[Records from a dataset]

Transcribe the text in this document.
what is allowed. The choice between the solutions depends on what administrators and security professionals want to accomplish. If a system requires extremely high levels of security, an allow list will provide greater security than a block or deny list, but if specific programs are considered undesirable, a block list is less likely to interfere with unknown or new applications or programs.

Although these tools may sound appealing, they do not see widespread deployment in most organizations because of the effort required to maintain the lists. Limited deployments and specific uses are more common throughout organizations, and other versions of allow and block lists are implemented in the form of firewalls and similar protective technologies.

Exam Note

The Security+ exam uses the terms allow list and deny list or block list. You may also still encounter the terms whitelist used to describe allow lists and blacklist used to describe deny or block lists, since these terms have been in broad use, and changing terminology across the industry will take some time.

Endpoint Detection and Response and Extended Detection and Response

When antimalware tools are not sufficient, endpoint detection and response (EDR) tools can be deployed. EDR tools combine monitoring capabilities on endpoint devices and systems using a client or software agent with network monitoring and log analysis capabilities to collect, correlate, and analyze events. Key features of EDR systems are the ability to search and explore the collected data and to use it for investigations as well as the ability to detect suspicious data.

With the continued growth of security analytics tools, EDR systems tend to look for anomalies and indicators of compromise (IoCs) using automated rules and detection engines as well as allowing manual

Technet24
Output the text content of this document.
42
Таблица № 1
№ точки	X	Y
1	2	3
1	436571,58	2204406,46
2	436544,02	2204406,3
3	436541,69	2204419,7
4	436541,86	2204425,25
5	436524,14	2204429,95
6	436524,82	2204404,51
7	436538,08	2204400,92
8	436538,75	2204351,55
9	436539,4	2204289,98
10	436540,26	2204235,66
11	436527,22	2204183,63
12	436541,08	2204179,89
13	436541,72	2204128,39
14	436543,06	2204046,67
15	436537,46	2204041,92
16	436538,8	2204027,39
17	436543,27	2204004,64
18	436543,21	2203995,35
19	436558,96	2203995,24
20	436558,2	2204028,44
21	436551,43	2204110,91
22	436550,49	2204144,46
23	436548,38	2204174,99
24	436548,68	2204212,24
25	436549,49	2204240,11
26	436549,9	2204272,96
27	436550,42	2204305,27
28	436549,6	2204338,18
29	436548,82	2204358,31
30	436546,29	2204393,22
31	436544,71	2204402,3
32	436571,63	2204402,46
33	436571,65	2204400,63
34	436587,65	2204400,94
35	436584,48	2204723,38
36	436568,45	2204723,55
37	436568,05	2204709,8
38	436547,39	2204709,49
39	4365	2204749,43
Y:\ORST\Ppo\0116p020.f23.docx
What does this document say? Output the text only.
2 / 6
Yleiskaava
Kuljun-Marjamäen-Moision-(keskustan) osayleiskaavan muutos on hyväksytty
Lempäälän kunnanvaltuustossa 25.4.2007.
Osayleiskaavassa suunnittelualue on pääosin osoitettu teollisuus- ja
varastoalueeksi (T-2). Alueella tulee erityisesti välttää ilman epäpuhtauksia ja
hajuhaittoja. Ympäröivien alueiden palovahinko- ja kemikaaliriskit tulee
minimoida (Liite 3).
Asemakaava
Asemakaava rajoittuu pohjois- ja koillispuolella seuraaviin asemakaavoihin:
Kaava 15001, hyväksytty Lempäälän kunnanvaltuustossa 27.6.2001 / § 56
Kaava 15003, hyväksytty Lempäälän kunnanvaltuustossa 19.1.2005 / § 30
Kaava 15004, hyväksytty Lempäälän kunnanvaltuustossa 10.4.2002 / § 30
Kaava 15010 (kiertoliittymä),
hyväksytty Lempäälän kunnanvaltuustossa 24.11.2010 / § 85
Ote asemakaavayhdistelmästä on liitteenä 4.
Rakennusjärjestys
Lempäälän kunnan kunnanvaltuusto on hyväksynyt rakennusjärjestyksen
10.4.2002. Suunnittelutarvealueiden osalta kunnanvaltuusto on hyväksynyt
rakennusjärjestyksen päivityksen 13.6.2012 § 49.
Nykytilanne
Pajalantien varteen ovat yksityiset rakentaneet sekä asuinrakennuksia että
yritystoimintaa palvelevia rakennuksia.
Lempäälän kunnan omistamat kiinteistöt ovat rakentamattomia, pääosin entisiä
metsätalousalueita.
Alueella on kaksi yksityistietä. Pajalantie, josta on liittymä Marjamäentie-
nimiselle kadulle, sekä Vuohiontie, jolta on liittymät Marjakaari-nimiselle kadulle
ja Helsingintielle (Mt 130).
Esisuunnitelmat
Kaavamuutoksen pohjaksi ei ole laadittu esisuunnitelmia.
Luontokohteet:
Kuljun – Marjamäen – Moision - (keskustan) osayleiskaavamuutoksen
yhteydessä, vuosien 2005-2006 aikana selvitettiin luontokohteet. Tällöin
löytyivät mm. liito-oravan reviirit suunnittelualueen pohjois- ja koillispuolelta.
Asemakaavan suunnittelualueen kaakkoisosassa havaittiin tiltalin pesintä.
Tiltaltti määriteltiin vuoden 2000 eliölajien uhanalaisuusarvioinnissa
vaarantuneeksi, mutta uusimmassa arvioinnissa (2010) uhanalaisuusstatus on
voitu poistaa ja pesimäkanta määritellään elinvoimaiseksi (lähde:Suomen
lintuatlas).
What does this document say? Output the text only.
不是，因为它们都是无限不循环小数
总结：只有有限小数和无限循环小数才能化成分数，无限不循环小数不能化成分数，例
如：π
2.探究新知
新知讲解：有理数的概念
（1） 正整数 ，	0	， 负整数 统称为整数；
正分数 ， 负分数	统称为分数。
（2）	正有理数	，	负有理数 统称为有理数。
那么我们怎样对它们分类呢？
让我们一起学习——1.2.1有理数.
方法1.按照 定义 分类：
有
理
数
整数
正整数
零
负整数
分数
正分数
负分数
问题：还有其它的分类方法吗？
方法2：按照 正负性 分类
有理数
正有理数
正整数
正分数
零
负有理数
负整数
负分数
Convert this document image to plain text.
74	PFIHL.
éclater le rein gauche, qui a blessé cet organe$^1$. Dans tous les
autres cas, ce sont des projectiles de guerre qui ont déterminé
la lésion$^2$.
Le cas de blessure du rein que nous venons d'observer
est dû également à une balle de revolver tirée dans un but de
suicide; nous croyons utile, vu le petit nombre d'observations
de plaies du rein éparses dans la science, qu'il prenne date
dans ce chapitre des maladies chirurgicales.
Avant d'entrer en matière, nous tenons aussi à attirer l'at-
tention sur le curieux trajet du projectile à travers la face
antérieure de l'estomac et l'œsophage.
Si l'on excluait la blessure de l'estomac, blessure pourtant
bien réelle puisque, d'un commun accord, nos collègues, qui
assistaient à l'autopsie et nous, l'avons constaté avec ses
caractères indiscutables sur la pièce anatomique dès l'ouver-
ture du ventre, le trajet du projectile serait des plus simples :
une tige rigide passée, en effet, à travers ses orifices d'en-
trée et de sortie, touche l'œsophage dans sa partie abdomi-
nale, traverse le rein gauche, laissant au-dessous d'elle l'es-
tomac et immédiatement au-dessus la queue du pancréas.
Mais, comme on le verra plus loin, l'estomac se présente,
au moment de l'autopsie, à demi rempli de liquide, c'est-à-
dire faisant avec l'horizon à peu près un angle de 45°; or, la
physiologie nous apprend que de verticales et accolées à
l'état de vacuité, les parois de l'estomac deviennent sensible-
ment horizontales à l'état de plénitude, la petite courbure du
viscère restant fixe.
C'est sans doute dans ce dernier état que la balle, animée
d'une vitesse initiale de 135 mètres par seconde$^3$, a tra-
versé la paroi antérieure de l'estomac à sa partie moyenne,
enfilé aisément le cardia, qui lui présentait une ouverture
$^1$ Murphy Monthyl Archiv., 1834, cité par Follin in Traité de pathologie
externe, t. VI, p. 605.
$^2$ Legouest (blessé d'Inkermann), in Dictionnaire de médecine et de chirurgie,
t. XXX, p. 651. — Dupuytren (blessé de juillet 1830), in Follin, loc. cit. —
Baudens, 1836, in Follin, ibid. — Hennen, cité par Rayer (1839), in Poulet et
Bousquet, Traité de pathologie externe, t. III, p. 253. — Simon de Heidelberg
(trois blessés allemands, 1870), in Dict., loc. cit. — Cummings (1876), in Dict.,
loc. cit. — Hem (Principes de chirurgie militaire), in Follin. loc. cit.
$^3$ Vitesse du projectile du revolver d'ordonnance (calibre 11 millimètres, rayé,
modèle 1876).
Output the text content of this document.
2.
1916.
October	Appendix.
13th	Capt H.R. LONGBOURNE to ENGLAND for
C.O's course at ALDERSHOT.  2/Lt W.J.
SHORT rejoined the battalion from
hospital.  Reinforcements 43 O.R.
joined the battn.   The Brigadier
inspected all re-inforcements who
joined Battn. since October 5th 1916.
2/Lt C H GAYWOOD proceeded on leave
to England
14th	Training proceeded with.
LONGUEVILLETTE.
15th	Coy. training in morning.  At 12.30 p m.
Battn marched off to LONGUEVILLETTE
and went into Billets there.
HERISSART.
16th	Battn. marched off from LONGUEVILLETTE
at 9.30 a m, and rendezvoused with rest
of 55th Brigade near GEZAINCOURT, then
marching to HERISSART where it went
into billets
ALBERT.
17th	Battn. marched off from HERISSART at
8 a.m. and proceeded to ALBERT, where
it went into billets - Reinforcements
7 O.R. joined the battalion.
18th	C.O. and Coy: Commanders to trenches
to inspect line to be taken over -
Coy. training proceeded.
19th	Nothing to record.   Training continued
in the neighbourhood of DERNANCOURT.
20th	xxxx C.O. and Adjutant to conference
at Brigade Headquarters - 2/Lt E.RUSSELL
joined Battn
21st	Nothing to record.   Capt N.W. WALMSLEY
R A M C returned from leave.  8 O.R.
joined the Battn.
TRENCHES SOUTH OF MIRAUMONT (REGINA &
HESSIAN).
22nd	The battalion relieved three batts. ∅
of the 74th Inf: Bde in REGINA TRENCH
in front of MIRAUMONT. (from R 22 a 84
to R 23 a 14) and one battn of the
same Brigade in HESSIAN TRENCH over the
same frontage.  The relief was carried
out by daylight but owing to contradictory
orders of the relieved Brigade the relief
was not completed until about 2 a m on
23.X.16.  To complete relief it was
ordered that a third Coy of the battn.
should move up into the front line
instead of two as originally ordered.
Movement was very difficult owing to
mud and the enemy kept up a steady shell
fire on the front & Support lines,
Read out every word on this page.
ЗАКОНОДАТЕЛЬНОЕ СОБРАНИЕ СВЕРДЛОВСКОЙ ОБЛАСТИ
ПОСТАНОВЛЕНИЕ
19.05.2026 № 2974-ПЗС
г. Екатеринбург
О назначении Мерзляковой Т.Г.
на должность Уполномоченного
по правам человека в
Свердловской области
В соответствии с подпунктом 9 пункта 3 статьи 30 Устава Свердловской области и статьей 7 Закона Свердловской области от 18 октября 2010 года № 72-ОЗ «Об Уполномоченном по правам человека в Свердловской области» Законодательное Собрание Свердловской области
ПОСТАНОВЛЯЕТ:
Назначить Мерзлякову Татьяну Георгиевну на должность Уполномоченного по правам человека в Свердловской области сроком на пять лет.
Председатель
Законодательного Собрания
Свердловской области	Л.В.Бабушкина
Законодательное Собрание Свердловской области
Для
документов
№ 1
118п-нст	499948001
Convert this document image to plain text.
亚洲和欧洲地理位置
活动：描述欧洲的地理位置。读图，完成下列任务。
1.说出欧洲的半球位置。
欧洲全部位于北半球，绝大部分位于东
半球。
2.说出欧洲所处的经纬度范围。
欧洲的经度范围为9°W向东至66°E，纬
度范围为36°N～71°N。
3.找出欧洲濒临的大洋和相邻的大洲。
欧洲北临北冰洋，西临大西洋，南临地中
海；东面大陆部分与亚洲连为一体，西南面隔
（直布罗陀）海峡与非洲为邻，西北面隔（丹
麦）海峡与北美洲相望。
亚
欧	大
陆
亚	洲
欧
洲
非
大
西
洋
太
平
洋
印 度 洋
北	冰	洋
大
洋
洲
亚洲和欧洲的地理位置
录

● Goal of the exercise
Where a line in the entries holds "well", copy that line.

● Result for this exercise
When antimalware tools are not sufficient, endpoint detection and response (EDR) tools can be deployed. EDR tools combine monitoring capabilities on endpoint devices and systems using a client or software agent with network monitoring and log analysis capabilities to collect, correlate, and analyze events. Key features of EDR systems are the ability to search and explore the collected data and to use it for investigations as well as the ability to detect suspicious data.
With the continued growth of security analytics tools, EDR systems tend to look for anomalies and indicators of compromise (IoCs) using automated rules and detection engines as well as allowing manual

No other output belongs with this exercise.